# What you are asked to do
Copy every line from the data below in which the string "本报通讯员" can be found.

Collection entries
..........
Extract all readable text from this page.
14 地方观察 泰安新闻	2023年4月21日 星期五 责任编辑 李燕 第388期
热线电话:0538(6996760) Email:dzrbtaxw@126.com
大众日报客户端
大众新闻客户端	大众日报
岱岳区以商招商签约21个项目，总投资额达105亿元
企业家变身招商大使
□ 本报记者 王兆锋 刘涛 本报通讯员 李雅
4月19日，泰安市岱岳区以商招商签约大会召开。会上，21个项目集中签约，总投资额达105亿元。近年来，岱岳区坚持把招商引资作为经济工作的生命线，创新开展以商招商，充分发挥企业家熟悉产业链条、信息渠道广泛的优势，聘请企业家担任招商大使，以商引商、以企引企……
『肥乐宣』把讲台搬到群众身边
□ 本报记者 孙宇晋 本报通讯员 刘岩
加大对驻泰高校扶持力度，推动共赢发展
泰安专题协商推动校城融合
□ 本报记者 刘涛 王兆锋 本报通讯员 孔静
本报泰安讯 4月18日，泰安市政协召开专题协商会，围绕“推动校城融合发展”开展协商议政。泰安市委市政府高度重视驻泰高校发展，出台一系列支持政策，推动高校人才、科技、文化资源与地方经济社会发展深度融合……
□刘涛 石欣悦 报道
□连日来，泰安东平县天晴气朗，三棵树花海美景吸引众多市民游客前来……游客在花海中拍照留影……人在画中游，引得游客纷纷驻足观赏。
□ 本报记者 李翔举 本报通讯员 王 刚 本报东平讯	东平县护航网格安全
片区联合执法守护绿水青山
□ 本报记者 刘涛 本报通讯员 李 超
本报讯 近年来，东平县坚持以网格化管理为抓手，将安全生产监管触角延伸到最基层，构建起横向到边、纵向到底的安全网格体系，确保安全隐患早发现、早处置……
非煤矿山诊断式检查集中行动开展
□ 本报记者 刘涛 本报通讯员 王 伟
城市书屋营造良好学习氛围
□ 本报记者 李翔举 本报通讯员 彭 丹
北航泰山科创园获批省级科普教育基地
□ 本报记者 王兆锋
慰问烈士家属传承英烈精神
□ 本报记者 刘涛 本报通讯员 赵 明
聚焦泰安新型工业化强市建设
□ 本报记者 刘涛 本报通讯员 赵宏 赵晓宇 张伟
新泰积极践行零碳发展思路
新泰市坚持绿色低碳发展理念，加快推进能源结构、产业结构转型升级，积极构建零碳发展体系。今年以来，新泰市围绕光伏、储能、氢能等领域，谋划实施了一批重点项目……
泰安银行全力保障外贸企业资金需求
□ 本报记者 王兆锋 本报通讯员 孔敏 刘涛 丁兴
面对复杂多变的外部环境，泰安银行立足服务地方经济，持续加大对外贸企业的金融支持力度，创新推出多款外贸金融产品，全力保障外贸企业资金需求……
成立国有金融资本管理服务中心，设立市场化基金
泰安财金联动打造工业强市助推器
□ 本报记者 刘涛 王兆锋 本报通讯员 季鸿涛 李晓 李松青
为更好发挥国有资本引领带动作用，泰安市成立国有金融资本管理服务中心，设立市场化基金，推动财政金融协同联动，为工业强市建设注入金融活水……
..........
# Task output
□ 本报记者 王兆锋 刘涛 本报通讯员 李雅
□ 本报记者 孙宇晋 本报通讯员 刘岩
□ 本报记者 刘涛 王兆锋 本报通讯员 孔静
□ 本报记者 李翔举 本报通讯员 王 刚 本报东平讯	东平县护航网格安全
□ 本报记者 刘涛 本报通讯员 李 超
□ 本报记者 刘涛 本报通讯员 王 伟
□ 本报记者 李翔举 本报通讯员 彭 丹
□ 本报记者 刘涛 本报通讯员 赵 明
□ 本报记者 刘涛 本报通讯员 赵宏 赵晓宇 张伟
□ 本报记者 王兆锋 本报通讯员 孔敏 刘涛 丁兴
□ 本报记者 刘涛 王兆锋 本报通讯员 季鸿涛 李晓 李松青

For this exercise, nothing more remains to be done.